##### Supplied material

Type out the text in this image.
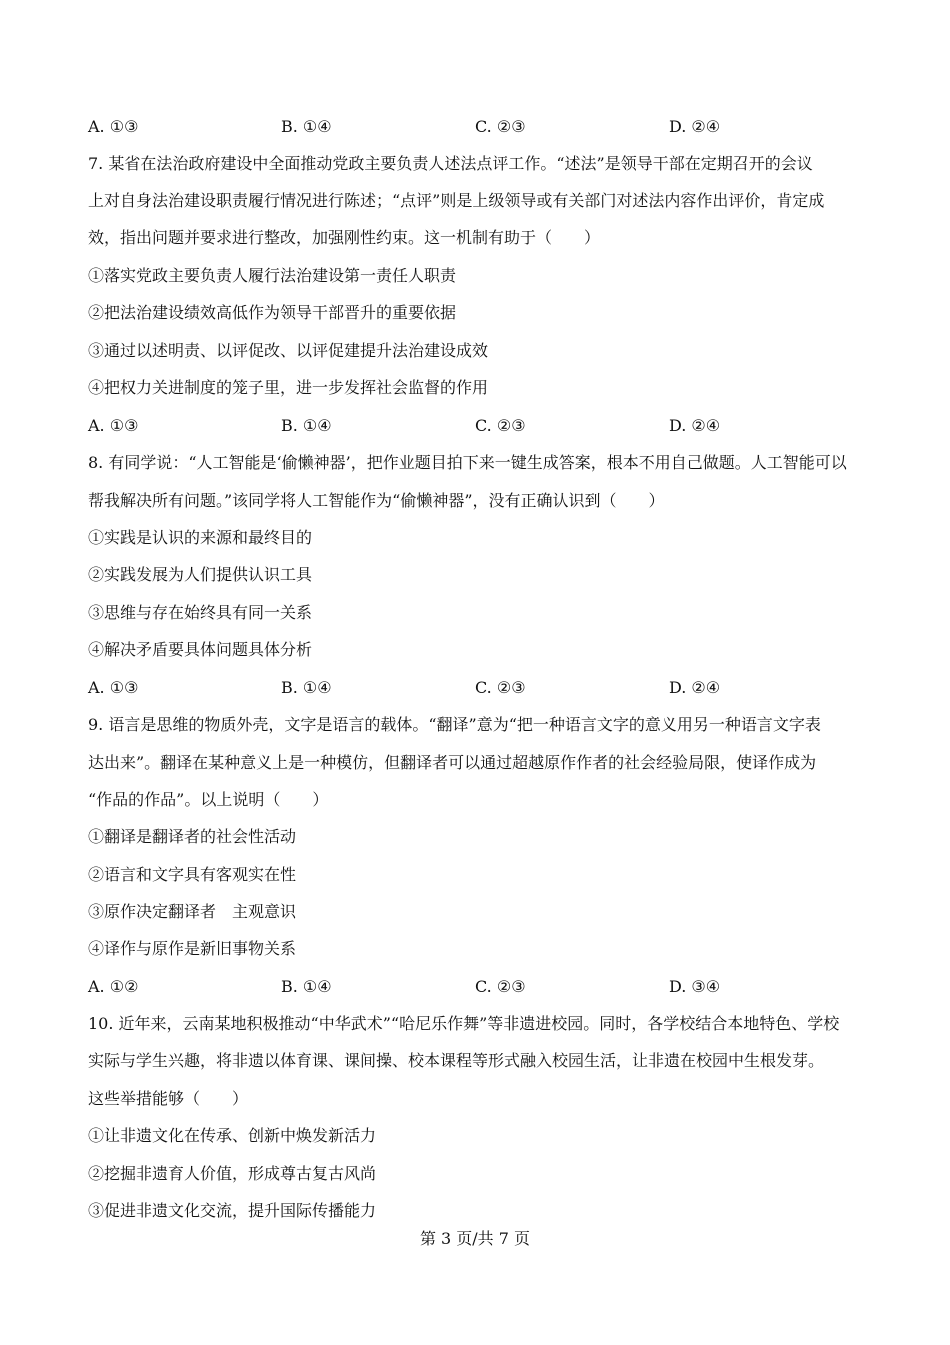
A. ①③	B. ①④	C. ②③	D. ②④
7. 某省在法治政府建设中全面推动党政主要负责人述法点评工作。“述法”是领导干部在定期召开的会议
上对自身法治建设职责履行情况进行陈述；“点评”则是上级领导或有关部门对述法内容作出评价，肯定成
效，指出问题并要求进行整改，加强刚性约束。这一机制有助于（　　）
①落实党政主要负责人履行法治建设第一责任人职责
②把法治建设绩效高低作为领导干部晋升的重要依据
③通过以述明责、以评促改、以评促建提升法治建设成效
④把权力关进制度的笼子里，进一步发挥社会监督的作用
A. ①③	B. ①④	C. ②③	D. ②④
8. 有同学说：“人工智能是‘偷懒神器’，把作业题目拍下来一键生成答案，根本不用自己做题。人工智能可以
帮我解决所有问题。”该同学将人工智能作为“偷懒神器”，没有正确认识到（　　）
①实践是认识的来源和最终目的
②实践发展为人们提供认识工具
③思维与存在始终具有同一关系
④解决矛盾要具体问题具体分析
A. ①③	B. ①④	C. ②③	D. ②④
9. 语言是思维的物质外壳，文字是语言的载体。“翻译”意为“把一种语言文字的意义用另一种语言文字表
达出来”。翻译在某种意义上是一种模仿，但翻译者可以通过超越原作作者的社会经验局限，使译作成为
“作品的作品”。以上说明（　　）
①翻译是翻译者的社会性活动
②语言和文字具有客观实在性
③原作决定翻译者　主观意识
④译作与原作是新旧事物关系
A. ①②	B. ①④	C. ②③	D. ③④
10. 近年来，云南某地积极推动“中华武术”“哈尼乐作舞”等非遗进校园。同时，各学校结合本地特色、学校
实际与学生兴趣，将非遗以体育课、课间操、校本课程等形式融入校园生活，让非遗在校园中生根发芽。
这些举措能够（　　）
①让非遗文化在传承、创新中焕发新活力
②挖掘非遗育人价值，形成尊古复古风尚
③促进非遗文化交流，提升国际传播能力
第 3 页/共 7 页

##########

:: The exercise ::
Indicate how many lines of the material include the word "偷懒神器"; the number alone is required.

:: Problem solution ::
2